WHAT IS BEING ASKED – Write out the listing below again, precisely as it is given.

Collection entries:

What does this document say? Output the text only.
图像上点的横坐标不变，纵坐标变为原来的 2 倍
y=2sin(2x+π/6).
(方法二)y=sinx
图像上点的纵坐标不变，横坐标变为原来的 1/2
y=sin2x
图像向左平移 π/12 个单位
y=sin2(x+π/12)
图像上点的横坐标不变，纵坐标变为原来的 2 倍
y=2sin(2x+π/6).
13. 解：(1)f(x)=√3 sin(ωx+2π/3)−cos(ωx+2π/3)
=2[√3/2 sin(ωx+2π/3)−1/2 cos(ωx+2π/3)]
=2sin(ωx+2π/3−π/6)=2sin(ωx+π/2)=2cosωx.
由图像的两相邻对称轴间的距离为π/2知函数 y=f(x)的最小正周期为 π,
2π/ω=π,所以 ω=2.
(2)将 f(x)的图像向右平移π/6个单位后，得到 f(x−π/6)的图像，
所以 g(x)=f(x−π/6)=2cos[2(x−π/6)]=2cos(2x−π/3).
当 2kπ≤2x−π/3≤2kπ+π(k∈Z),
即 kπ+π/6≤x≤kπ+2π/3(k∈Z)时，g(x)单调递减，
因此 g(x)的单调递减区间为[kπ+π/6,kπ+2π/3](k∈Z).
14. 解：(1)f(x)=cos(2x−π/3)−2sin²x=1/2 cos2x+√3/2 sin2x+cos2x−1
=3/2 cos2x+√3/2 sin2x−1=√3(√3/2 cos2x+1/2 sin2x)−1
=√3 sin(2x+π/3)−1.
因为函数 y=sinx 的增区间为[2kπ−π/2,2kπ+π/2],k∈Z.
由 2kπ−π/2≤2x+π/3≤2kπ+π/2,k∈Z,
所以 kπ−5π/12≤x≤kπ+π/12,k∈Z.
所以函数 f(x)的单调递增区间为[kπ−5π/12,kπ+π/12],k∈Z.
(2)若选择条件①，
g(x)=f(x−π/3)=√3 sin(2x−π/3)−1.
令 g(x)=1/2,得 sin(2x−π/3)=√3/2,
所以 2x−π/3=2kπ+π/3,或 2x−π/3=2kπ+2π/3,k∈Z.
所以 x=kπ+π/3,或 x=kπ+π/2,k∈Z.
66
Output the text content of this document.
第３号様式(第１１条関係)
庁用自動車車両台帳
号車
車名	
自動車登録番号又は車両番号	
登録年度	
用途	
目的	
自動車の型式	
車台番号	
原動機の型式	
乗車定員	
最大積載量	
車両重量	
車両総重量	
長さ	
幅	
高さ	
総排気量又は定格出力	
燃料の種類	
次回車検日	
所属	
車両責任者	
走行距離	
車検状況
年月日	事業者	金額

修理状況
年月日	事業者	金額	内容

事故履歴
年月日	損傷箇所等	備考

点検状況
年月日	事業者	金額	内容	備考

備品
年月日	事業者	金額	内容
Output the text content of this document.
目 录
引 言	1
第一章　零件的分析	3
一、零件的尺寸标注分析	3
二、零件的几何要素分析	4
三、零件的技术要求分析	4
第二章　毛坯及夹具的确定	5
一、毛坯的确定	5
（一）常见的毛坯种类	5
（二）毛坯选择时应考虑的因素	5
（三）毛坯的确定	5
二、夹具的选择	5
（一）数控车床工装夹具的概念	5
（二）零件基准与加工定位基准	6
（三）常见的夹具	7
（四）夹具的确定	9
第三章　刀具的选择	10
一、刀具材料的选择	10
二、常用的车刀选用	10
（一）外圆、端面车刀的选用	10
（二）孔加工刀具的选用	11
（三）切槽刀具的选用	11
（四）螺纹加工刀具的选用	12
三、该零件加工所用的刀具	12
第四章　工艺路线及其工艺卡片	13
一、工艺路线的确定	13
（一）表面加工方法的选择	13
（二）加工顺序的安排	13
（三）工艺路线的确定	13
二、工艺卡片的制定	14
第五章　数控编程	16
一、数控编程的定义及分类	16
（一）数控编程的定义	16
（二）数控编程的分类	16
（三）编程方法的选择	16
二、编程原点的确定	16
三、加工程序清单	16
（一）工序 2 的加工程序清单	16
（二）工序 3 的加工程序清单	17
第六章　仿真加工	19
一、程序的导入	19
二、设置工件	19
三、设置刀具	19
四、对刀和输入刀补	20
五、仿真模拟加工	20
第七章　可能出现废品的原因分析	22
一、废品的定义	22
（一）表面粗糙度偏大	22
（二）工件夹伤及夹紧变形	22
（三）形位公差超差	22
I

SOLUTION –
What does this document say? Output the text only.
图像上点的横坐标不变，纵坐标变为原来的 2 倍
y=2sin(2x+π/6).
(方法二)y=sinx
图像上点的纵坐标不变，横坐标变为原来的 1/2
y=sin2x
图像向左平移 π/12 个单位
y=sin2(x+π/12)
图像上点的横坐标不变，纵坐标变为原来的 2 倍
y=2sin(2x+π/6).
13. 解：(1)f(x)=√3 sin(ωx+2π/3)−cos(ωx+2π/3)
=2[√3/2 sin(ωx+2π/3)−1/2 cos(ωx+2π/3)]
=2sin(ωx+2π/3−π/6)=2sin(ωx+π/2)=2cosωx.
由图像的两相邻对称轴间的距离为π/2知函数 y=f(x)的最小正周期为 π,
2π/ω=π,所以 ω=2.
(2)将 f(x)的图像向右平移π/6个单位后，得到 f(x−π/6)的图像，
所以 g(x)=f(x−π/6)=2cos[2(x−π/6)]=2cos(2x−π/3).
当 2kπ≤2x−π/3≤2kπ+π(k∈Z),
即 kπ+π/6≤x≤kπ+2π/3(k∈Z)时，g(x)单调递减，
因此 g(x)的单调递减区间为[kπ+π/6,kπ+2π/3](k∈Z).
14. 解：(1)f(x)=cos(2x−π/3)−2sin²x=1/2 cos2x+√3/2 sin2x+cos2x−1
=3/2 cos2x+√3/2 sin2x−1=√3(√3/2 cos2x+1/2 sin2x)−1
=√3 sin(2x+π/3)−1.
因为函数 y=sinx 的增区间为[2kπ−π/2,2kπ+π/2],k∈Z.
由 2kπ−π/2≤2x+π/3≤2kπ+π/2,k∈Z,
所以 kπ−5π/12≤x≤kπ+π/12,k∈Z.
所以函数 f(x)的单调递增区间为[kπ−5π/12,kπ+π/12],k∈Z.
(2)若选择条件①，
g(x)=f(x−π/3)=√3 sin(2x−π/3)−1.
令 g(x)=1/2,得 sin(2x−π/3)=√3/2,
所以 2x−π/3=2kπ+π/3,或 2x−π/3=2kπ+2π/3,k∈Z.
所以 x=kπ+π/3,或 x=kπ+π/2,k∈Z.
66
Output the text content of this document.
第３号様式(第１１条関係)
庁用自動車車両台帳
号車
車名	
自動車登録番号又は車両番号	
登録年度	
用途	
目的	
自動車の型式	
車台番号	
原動機の型式	
乗車定員	
最大積載量	
車両重量	
車両総重量	
長さ	
幅	
高さ	
総排気量又は定格出力	
燃料の種類	
次回車検日	
所属	
車両責任者	
走行距離	
車検状況
年月日	事業者	金額

修理状況
年月日	事業者	金額	内容

事故履歴
年月日	損傷箇所等	備考

点検状況
年月日	事業者	金額	内容	備考

備品
年月日	事業者	金額	内容
Output the text content of this document.
目 录
引 言	1
第一章　零件的分析	3
一、零件的尺寸标注分析	3
二、零件的几何要素分析	4
三、零件的技术要求分析	4
第二章　毛坯及夹具的确定	5
一、毛坯的确定	5
（一）常见的毛坯种类	5
（二）毛坯选择时应考虑的因素	5
（三）毛坯的确定	5
二、夹具的选择	5
（一）数控车床工装夹具的概念	5
（二）零件基准与加工定位基准	6
（三）常见的夹具	7
（四）夹具的确定	9
第三章　刀具的选择	10
一、刀具材料的选择	10
二、常用的车刀选用	10
（一）外圆、端面车刀的选用	10
（二）孔加工刀具的选用	11
（三）切槽刀具的选用	11
（四）螺纹加工刀具的选用	12
三、该零件加工所用的刀具	12
第四章　工艺路线及其工艺卡片	13
一、工艺路线的确定	13
（一）表面加工方法的选择	13
（二）加工顺序的安排	13
（三）工艺路线的确定	13
二、工艺卡片的制定	14
第五章　数控编程	16
一、数控编程的定义及分类	16
（一）数控编程的定义	16
（二）数控编程的分类	16
（三）编程方法的选择	16
二、编程原点的确定	16
三、加工程序清单	16
（一）工序 2 的加工程序清单	16
（二）工序 3 的加工程序清单	17
第六章　仿真加工	19
一、程序的导入	19
二、设置工件	19
三、设置刀具	19
四、对刀和输入刀补	20
五、仿真模拟加工	20
第七章　可能出现废品的原因分析	22
一、废品的定义	22
（一）表面粗糙度偏大	22
（二）工件夹伤及夹紧变形	22
（三）形位公差超差	22
I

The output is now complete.